WHAT TO DO - Type out the complete listing below word for word, without its pictures.

===== TASK MATERIAL

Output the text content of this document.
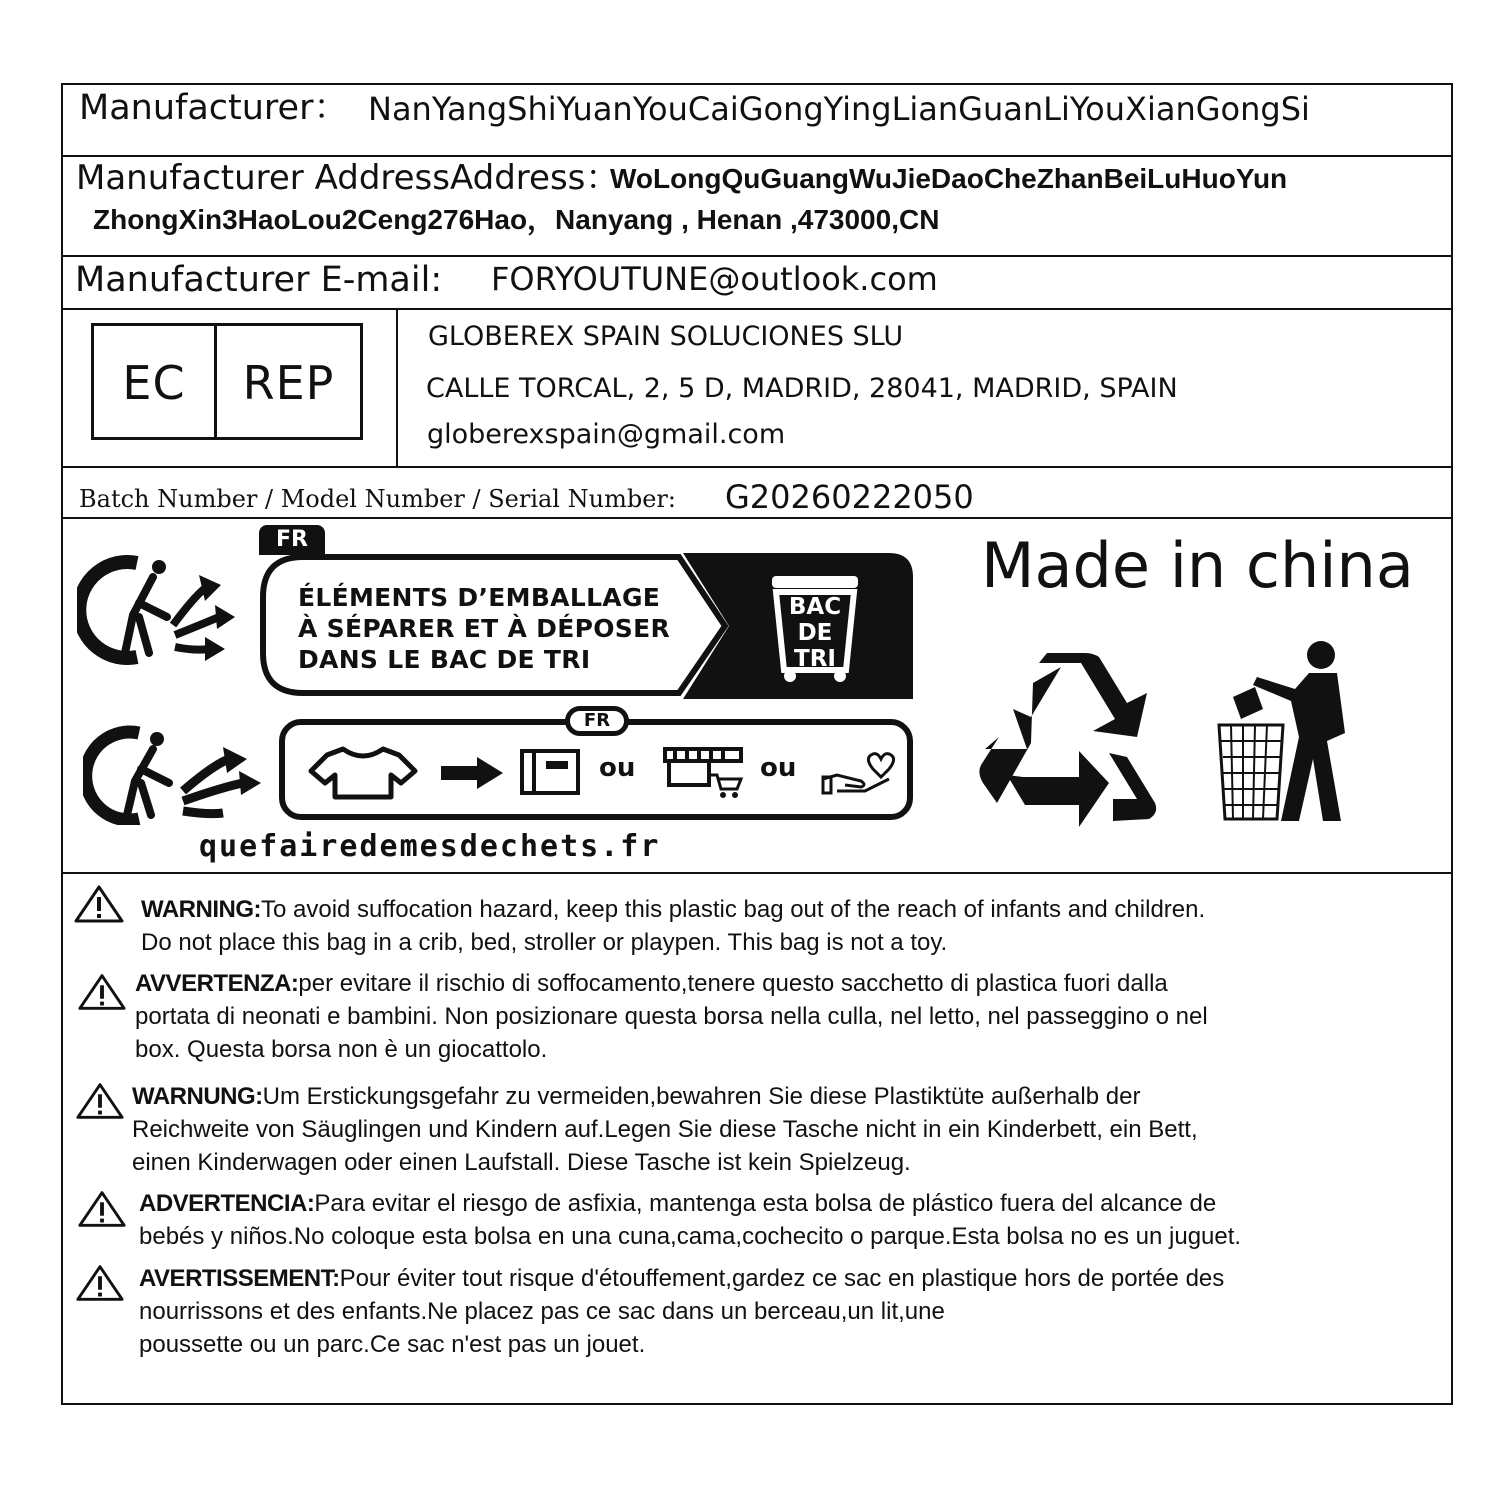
Manufacturer： NanYangShiYuanYouCaiGongYingLianGuanLiYouXianGongSi
Manufacturer AddressAddress：
WoLongQuGuangWuJieDaoCheZhanBeiLuHuoYun
ZhongXin3HaoLou2Ceng276Hao，Nanyang , Henan ,473000,CN
Manufacturer E-mail: FORYOUTUNE@outlook.com
EC	REP
GLOBEREX SPAIN SOLUCIONES SLU
CALLE TORCAL, 2, 5 D, MADRID, 28041, MADRID, SPAIN
globerexspain@gmail.com
Batch Number / Model Number / Serial Number: G20260222050
FR
ÉLÉMENTS D’EMBALLAGE
À SÉPARER ET À DÉPOSER
DANS LE BAC DE TRI
BAC
DE
TRI
FR
ou	ou
quefairedemesdechets.fr
Made in china
WARNING:To avoid suffocation hazard, keep this plastic bag out of the reach of infants and children.
Do not place this bag in a crib, bed, stroller or playpen. This bag is not a toy.
AVVERTENZA:per evitare il rischio di soffocamento,tenere questo sacchetto di plastica fuori dalla
portata di neonati e bambini. Non posizionare questa borsa nella culla, nel letto, nel passeggino o nel
box. Questa borsa non è un giocattolo.
WARNUNG:Um Erstickungsgefahr zu vermeiden,bewahren Sie diese Plastiktüte außerhalb der
Reichweite von Säuglingen und Kindern auf.Legen Sie diese Tasche nicht in ein Kinderbett, ein Bett,
einen Kinderwagen oder einen Laufstall. Diese Tasche ist kein Spielzeug.
ADVERTENCIA:Para evitar el riesgo de asfixia, mantenga esta bolsa de plástico fuera del alcance de
bebés y niños.No coloque esta bolsa en una cuna,cama,cochecito o parque.Esta bolsa no es un juguet.
AVERTISSEMENT:Pour éviter tout risque d'étouffement,gardez ce sac en plastique hors de portée des
nourrissons et des enfants.Ne placez pas ce sac dans un berceau,un lit,une
poussette ou un parc.Ce sac n'est pas un jouet.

==========

TASK OUTPUT -
Output the text content of this document.
Manufacturer： NanYangShiYuanYouCaiGongYingLianGuanLiYouXianGongSi
Manufacturer AddressAddress：
WoLongQuGuangWuJieDaoCheZhanBeiLuHuoYun
ZhongXin3HaoLou2Ceng276Hao，Nanyang , Henan ,473000,CN
Manufacturer E-mail: FORYOUTUNE@outlook.com
EC	REP
GLOBEREX SPAIN SOLUCIONES SLU
CALLE TORCAL, 2, 5 D, MADRID, 28041, MADRID, SPAIN
globerexspain@gmail.com
Batch Number / Model Number / Serial Number: G20260222050
FR
ÉLÉMENTS D’EMBALLAGE
À SÉPARER ET À DÉPOSER
DANS LE BAC DE TRI
BAC
DE
TRI
FR
ou	ou
quefairedemesdechets.fr
Made in china
WARNING:To avoid suffocation hazard, keep this plastic bag out of the reach of infants and children.
Do not place this bag in a crib, bed, stroller or playpen. This bag is not a toy.
AVVERTENZA:per evitare il rischio di soffocamento,tenere questo sacchetto di plastica fuori dalla
portata di neonati e bambini. Non posizionare questa borsa nella culla, nel letto, nel passeggino o nel
box. Questa borsa non è un giocattolo.
WARNUNG:Um Erstickungsgefahr zu vermeiden,bewahren Sie diese Plastiktüte außerhalb der
Reichweite von Säuglingen und Kindern auf.Legen Sie diese Tasche nicht in ein Kinderbett, ein Bett,
einen Kinderwagen oder einen Laufstall. Diese Tasche ist kein Spielzeug.
ADVERTENCIA:Para evitar el riesgo de asfixia, mantenga esta bolsa de plástico fuera del alcance de
bebés y niños.No coloque esta bolsa en una cuna,cama,cochecito o parque.Esta bolsa no es un juguet.
AVERTISSEMENT:Pour éviter tout risque d'étouffement,gardez ce sac en plastique hors de portée des
nourrissons et des enfants.Ne placez pas ce sac dans un berceau,un lit,une
poussette ou un parc.Ce sac n'est pas un jouet.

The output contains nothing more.